** START Extracted material **

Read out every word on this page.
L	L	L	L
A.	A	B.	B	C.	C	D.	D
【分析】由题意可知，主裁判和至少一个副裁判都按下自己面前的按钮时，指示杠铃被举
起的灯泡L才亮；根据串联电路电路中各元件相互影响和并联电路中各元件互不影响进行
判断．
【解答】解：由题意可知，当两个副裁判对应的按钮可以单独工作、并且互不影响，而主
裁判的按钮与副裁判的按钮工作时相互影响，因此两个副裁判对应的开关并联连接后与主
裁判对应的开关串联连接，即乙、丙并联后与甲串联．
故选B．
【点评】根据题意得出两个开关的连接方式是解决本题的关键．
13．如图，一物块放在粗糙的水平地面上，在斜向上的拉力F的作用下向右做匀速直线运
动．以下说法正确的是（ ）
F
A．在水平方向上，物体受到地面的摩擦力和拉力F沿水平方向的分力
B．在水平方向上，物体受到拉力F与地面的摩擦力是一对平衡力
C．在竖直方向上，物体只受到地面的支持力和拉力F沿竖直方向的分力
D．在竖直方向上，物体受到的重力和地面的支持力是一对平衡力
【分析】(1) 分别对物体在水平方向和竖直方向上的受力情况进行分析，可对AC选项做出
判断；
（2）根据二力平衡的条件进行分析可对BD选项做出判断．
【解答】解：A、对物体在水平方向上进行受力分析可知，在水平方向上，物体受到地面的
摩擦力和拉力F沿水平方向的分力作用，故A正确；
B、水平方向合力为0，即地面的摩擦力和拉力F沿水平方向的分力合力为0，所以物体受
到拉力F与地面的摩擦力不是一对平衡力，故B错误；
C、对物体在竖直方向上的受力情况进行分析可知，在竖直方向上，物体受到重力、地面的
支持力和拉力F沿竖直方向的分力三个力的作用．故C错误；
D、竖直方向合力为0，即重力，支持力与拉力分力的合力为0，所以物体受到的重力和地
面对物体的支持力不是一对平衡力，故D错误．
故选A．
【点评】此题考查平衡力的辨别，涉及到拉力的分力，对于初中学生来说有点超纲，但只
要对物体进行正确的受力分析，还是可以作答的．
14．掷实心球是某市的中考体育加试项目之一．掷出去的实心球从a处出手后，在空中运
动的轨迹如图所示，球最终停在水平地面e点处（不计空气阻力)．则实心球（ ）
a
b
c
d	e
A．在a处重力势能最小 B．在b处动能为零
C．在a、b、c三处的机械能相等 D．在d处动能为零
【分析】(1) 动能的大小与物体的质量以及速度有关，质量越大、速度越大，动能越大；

** END Extracted material **

What you are asked to do:
In full and verbatim, repeat the records given above.

Task answer:
Read out every word on this page.
L	L	L	L
A.	A	B.	B	C.	C	D.	D
【分析】由题意可知，主裁判和至少一个副裁判都按下自己面前的按钮时，指示杠铃被举
起的灯泡L才亮；根据串联电路电路中各元件相互影响和并联电路中各元件互不影响进行
判断．
【解答】解：由题意可知，当两个副裁判对应的按钮可以单独工作、并且互不影响，而主
裁判的按钮与副裁判的按钮工作时相互影响，因此两个副裁判对应的开关并联连接后与主
裁判对应的开关串联连接，即乙、丙并联后与甲串联．
故选B．
【点评】根据题意得出两个开关的连接方式是解决本题的关键．
13．如图，一物块放在粗糙的水平地面上，在斜向上的拉力F的作用下向右做匀速直线运
动．以下说法正确的是（ ）
F
A．在水平方向上，物体受到地面的摩擦力和拉力F沿水平方向的分力
B．在水平方向上，物体受到拉力F与地面的摩擦力是一对平衡力
C．在竖直方向上，物体只受到地面的支持力和拉力F沿竖直方向的分力
D．在竖直方向上，物体受到的重力和地面的支持力是一对平衡力
【分析】(1) 分别对物体在水平方向和竖直方向上的受力情况进行分析，可对AC选项做出
判断；
（2）根据二力平衡的条件进行分析可对BD选项做出判断．
【解答】解：A、对物体在水平方向上进行受力分析可知，在水平方向上，物体受到地面的
摩擦力和拉力F沿水平方向的分力作用，故A正确；
B、水平方向合力为0，即地面的摩擦力和拉力F沿水平方向的分力合力为0，所以物体受
到拉力F与地面的摩擦力不是一对平衡力，故B错误；
C、对物体在竖直方向上的受力情况进行分析可知，在竖直方向上，物体受到重力、地面的
支持力和拉力F沿竖直方向的分力三个力的作用．故C错误；
D、竖直方向合力为0，即重力，支持力与拉力分力的合力为0，所以物体受到的重力和地
面对物体的支持力不是一对平衡力，故D错误．
故选A．
【点评】此题考查平衡力的辨别，涉及到拉力的分力，对于初中学生来说有点超纲，但只
要对物体进行正确的受力分析，还是可以作答的．
14．掷实心球是某市的中考体育加试项目之一．掷出去的实心球从a处出手后，在空中运
动的轨迹如图所示，球最终停在水平地面e点处（不计空气阻力)．则实心球（ ）
a
b
c
d	e
A．在a处重力势能最小 B．在b处动能为零
C．在a、b、c三处的机械能相等 D．在d处动能为零
【分析】(1) 动能的大小与物体的质量以及速度有关，质量越大、速度越大，动能越大；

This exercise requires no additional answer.